What is being asked
Would you restate all the data that follows, word for word?

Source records
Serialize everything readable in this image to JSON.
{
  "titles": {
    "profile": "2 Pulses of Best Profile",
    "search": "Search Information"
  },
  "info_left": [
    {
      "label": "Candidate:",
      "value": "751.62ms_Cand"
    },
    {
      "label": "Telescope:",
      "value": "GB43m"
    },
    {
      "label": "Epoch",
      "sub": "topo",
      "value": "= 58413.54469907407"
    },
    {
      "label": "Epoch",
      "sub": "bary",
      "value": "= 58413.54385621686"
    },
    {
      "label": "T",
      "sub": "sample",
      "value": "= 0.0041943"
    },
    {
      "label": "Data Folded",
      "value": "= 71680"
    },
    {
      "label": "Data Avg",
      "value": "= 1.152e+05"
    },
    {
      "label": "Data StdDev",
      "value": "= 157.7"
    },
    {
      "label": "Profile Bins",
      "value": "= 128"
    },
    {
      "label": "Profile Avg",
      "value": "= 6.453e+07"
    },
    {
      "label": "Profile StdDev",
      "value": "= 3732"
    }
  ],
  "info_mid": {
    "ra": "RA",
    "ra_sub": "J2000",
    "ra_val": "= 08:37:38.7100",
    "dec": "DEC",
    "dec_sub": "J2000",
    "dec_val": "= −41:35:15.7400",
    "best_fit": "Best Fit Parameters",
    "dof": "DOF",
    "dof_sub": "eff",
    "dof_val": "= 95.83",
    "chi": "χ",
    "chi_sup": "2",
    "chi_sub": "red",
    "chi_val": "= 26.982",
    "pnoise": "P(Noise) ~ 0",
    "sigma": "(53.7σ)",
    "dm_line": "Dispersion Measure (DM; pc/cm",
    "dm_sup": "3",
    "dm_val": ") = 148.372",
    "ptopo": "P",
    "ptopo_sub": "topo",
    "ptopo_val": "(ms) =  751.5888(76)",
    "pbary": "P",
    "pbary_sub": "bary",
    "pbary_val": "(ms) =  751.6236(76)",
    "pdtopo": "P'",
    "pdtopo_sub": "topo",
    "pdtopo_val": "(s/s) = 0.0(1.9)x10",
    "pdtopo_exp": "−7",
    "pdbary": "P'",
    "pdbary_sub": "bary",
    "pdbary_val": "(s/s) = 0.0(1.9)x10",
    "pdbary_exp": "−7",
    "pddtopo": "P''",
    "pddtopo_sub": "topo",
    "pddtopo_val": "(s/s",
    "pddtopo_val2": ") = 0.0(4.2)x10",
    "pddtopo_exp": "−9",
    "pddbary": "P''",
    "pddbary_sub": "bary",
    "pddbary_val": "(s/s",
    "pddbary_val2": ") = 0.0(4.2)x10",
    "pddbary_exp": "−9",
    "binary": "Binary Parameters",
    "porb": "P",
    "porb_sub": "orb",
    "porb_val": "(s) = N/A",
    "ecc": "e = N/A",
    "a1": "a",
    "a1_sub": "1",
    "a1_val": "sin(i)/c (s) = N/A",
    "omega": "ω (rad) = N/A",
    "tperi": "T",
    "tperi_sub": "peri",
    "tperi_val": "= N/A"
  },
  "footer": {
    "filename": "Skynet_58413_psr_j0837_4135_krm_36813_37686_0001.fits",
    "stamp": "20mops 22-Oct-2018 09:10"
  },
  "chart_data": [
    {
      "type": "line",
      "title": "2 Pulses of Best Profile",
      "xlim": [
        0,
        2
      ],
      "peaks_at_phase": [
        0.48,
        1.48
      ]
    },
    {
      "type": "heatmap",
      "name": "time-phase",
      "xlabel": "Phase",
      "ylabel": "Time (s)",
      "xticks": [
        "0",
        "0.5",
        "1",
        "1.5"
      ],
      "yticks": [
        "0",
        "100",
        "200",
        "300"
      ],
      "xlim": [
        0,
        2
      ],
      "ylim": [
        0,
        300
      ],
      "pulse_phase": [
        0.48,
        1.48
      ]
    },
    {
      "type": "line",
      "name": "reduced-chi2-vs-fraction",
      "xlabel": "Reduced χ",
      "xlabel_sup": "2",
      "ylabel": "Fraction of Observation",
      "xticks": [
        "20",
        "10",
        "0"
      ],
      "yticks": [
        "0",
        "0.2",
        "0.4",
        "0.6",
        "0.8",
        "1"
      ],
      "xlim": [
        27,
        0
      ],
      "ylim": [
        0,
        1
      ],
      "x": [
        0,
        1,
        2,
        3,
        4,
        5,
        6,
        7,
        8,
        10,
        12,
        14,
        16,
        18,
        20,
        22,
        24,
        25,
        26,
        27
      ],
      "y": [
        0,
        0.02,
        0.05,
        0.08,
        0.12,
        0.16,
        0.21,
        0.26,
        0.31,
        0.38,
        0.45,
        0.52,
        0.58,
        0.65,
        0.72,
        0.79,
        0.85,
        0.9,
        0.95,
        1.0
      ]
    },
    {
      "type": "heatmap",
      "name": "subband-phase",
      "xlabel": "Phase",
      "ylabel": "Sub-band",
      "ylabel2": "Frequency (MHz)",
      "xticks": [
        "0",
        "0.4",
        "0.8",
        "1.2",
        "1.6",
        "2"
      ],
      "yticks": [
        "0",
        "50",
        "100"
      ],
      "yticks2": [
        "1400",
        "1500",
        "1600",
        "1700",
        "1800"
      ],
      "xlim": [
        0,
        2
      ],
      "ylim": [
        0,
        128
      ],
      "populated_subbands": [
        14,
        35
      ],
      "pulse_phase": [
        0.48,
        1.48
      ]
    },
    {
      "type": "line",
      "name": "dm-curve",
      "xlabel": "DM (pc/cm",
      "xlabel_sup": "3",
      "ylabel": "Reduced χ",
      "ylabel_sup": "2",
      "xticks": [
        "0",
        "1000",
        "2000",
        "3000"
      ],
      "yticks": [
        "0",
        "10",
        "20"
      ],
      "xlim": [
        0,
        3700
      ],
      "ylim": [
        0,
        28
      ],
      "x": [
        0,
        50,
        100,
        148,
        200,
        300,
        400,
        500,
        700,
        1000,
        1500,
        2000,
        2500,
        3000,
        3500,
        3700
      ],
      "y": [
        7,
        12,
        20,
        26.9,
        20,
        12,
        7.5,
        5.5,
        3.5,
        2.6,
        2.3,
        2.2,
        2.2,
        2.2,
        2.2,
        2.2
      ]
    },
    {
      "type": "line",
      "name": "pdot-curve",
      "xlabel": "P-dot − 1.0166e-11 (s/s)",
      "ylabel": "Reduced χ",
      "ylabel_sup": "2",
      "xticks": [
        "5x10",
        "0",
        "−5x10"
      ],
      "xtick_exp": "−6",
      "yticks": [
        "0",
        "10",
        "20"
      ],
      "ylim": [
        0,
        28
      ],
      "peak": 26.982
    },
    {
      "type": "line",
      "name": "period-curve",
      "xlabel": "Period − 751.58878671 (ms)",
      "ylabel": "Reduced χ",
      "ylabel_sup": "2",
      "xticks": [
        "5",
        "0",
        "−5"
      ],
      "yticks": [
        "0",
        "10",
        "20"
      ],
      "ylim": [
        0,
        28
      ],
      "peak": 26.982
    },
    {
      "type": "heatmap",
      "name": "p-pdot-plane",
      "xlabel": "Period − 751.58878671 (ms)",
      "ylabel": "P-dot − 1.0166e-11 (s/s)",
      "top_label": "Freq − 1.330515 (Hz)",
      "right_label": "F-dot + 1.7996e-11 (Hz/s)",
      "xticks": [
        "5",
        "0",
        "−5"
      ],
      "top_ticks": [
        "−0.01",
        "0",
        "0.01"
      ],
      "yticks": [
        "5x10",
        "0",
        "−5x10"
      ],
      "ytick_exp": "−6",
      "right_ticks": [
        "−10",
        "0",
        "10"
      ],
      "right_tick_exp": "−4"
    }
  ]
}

Written response
Serialize everything readable in this image to JSON.
{
  "titles": {
    "profile": "2 Pulses of Best Profile",
    "search": "Search Information"
  },
  "info_left": [
    {
      "label": "Candidate:",
      "value": "751.62ms_Cand"
    },
    {
      "label": "Telescope:",
      "value": "GB43m"
    },
    {
      "label": "Epoch",
      "sub": "topo",
      "value": "= 58413.54469907407"
    },
    {
      "label": "Epoch",
      "sub": "bary",
      "value": "= 58413.54385621686"
    },
    {
      "label": "T",
      "sub": "sample",
      "value": "= 0.0041943"
    },
    {
      "label": "Data Folded",
      "value": "= 71680"
    },
    {
      "label": "Data Avg",
      "value": "= 1.152e+05"
    },
    {
      "label": "Data StdDev",
      "value": "= 157.7"
    },
    {
      "label": "Profile Bins",
      "value": "= 128"
    },
    {
      "label": "Profile Avg",
      "value": "= 6.453e+07"
    },
    {
      "label": "Profile StdDev",
      "value": "= 3732"
    }
  ],
  "info_mid": {
    "ra": "RA",
    "ra_sub": "J2000",
    "ra_val": "= 08:37:38.7100",
    "dec": "DEC",
    "dec_sub": "J2000",
    "dec_val": "= −41:35:15.7400",
    "best_fit": "Best Fit Parameters",
    "dof": "DOF",
    "dof_sub": "eff",
    "dof_val": "= 95.83",
    "chi": "χ",
    "chi_sup": "2",
    "chi_sub": "red",
    "chi_val": "= 26.982",
    "pnoise": "P(Noise) ~ 0",
    "sigma": "(53.7σ)",
    "dm_line": "Dispersion Measure (DM; pc/cm",
    "dm_sup": "3",
    "dm_val": ") = 148.372",
    "ptopo": "P",
    "ptopo_sub": "topo",
    "ptopo_val": "(ms) =  751.5888(76)",
    "pbary": "P",
    "pbary_sub": "bary",
    "pbary_val": "(ms) =  751.6236(76)",
    "pdtopo": "P'",
    "pdtopo_sub": "topo",
    "pdtopo_val": "(s/s) = 0.0(1.9)x10",
    "pdtopo_exp": "−7",
    "pdbary": "P'",
    "pdbary_sub": "bary",
    "pdbary_val": "(s/s) = 0.0(1.9)x10",
    "pdbary_exp": "−7",
    "pddtopo": "P''",
    "pddtopo_sub": "topo",
    "pddtopo_val": "(s/s",
    "pddtopo_val2": ") = 0.0(4.2)x10",
    "pddtopo_exp": "−9",
    "pddbary": "P''",
    "pddbary_sub": "bary",
    "pddbary_val": "(s/s",
    "pddbary_val2": ") = 0.0(4.2)x10",
    "pddbary_exp": "−9",
    "binary": "Binary Parameters",
    "porb": "P",
    "porb_sub": "orb",
    "porb_val": "(s) = N/A",
    "ecc": "e = N/A",
    "a1": "a",
    "a1_sub": "1",
    "a1_val": "sin(i)/c (s) = N/A",
    "omega": "ω (rad) = N/A",
    "tperi": "T",
    "tperi_sub": "peri",
    "tperi_val": "= N/A"
  },
  "footer": {
    "filename": "Skynet_58413_psr_j0837_4135_krm_36813_37686_0001.fits",
    "stamp": "20mops 22-Oct-2018 09:10"
  },
  "chart_data": [
    {
      "type": "line",
      "title": "2 Pulses of Best Profile",
      "xlim": [
        0,
        2
      ],
      "peaks_at_phase": [
        0.48,
        1.48
      ]
    },
    {
      "type": "heatmap",
      "name": "time-phase",
      "xlabel": "Phase",
      "ylabel": "Time (s)",
      "xticks": [
        "0",
        "0.5",
        "1",
        "1.5"
      ],
      "yticks": [
        "0",
        "100",
        "200",
        "300"
      ],
      "xlim": [
        0,
        2
      ],
      "ylim": [
        0,
        300
      ],
      "pulse_phase": [
        0.48,
        1.48
      ]
    },
    {
      "type": "line",
      "name": "reduced-chi2-vs-fraction",
      "xlabel": "Reduced χ",
      "xlabel_sup": "2",
      "ylabel": "Fraction of Observation",
      "xticks": [
        "20",
        "10",
        "0"
      ],
      "yticks": [
        "0",
        "0.2",
        "0.4",
        "0.6",
        "0.8",
        "1"
      ],
      "xlim": [
        27,
        0
      ],
      "ylim": [
        0,
        1
      ],
      "x": [
        0,
        1,
        2,
        3,
        4,
        5,
        6,
        7,
        8,
        10,
        12,
        14,
        16,
        18,
        20,
        22,
        24,
        25,
        26,
        27
      ],
      "y": [
        0,
        0.02,
        0.05,
        0.08,
        0.12,
        0.16,
        0.21,
        0.26,
        0.31,
        0.38,
        0.45,
        0.52,
        0.58,
        0.65,
        0.72,
        0.79,
        0.85,
        0.9,
        0.95,
        1.0
      ]
    },
    {
      "type": "heatmap",
      "name": "subband-phase",
      "xlabel": "Phase",
      "ylabel": "Sub-band",
      "ylabel2": "Frequency (MHz)",
      "xticks": [
        "0",
        "0.4",
        "0.8",
        "1.2",
        "1.6",
        "2"
      ],
      "yticks": [
        "0",
        "50",
        "100"
      ],
      "yticks2": [
        "1400",
        "1500",
        "1600",
        "1700",
        "1800"
      ],
      "xlim": [
        0,
        2
      ],
      "ylim": [
        0,
        128
      ],
      "populated_subbands": [
        14,
        35
      ],
      "pulse_phase": [
        0.48,
        1.48
      ]
    },
    {
      "type": "line",
      "name": "dm-curve",
      "xlabel": "DM (pc/cm",
      "xlabel_sup": "3",
      "ylabel": "Reduced χ",
      "ylabel_sup": "2",
      "xticks": [
        "0",
        "1000",
        "2000",
        "3000"
      ],
      "yticks": [
        "0",
        "10",
        "20"
      ],
      "xlim": [
        0,
        3700
      ],
      "ylim": [
        0,
        28
      ],
      "x": [
        0,
        50,
        100,
        148,
        200,
        300,
        400,
        500,
        700,
        1000,
        1500,
        2000,
        2500,
        3000,
        3500,
        3700
      ],
      "y": [
        7,
        12,
        20,
        26.9,
        20,
        12,
        7.5,
        5.5,
        3.5,
        2.6,
        2.3,
        2.2,
        2.2,
        2.2,
        2.2,
        2.2
      ]
    },
    {
      "type": "line",
      "name": "pdot-curve",
      "xlabel": "P-dot − 1.0166e-11 (s/s)",
      "ylabel": "Reduced χ",
      "ylabel_sup": "2",
      "xticks": [
        "5x10",
        "0",
        "−5x10"
      ],
      "xtick_exp": "−6",
      "yticks": [
        "0",
        "10",
        "20"
      ],
      "ylim": [
        0,
        28
      ],
      "peak": 26.982
    },
    {
      "type": "line",
      "name": "period-curve",
      "xlabel": "Period − 751.58878671 (ms)",
      "ylabel": "Reduced χ",
      "ylabel_sup": "2",
      "xticks": [
        "5",
        "0",
        "−5"
      ],
      "yticks": [
        "0",
        "10",
        "20"
      ],
      "ylim": [
        0,
        28
      ],
      "peak": 26.982
    },
    {
      "type": "heatmap",
      "name": "p-pdot-plane",
      "xlabel": "Period − 751.58878671 (ms)",
      "ylabel": "P-dot − 1.0166e-11 (s/s)",
      "top_label": "Freq − 1.330515 (Hz)",
      "right_label": "F-dot + 1.7996e-11 (Hz/s)",
      "xticks": [
        "5",
        "0",
        "−5"
      ],
      "top_ticks": [
        "−0.01",
        "0",
        "0.01"
      ],
      "yticks": [
        "5x10",
        "0",
        "−5x10"
      ],
      "ytick_exp": "−6",
      "right_ticks": [
        "−10",
        "0",
        "10"
      ],
      "right_tick_exp": "−4"
    }
  ]
}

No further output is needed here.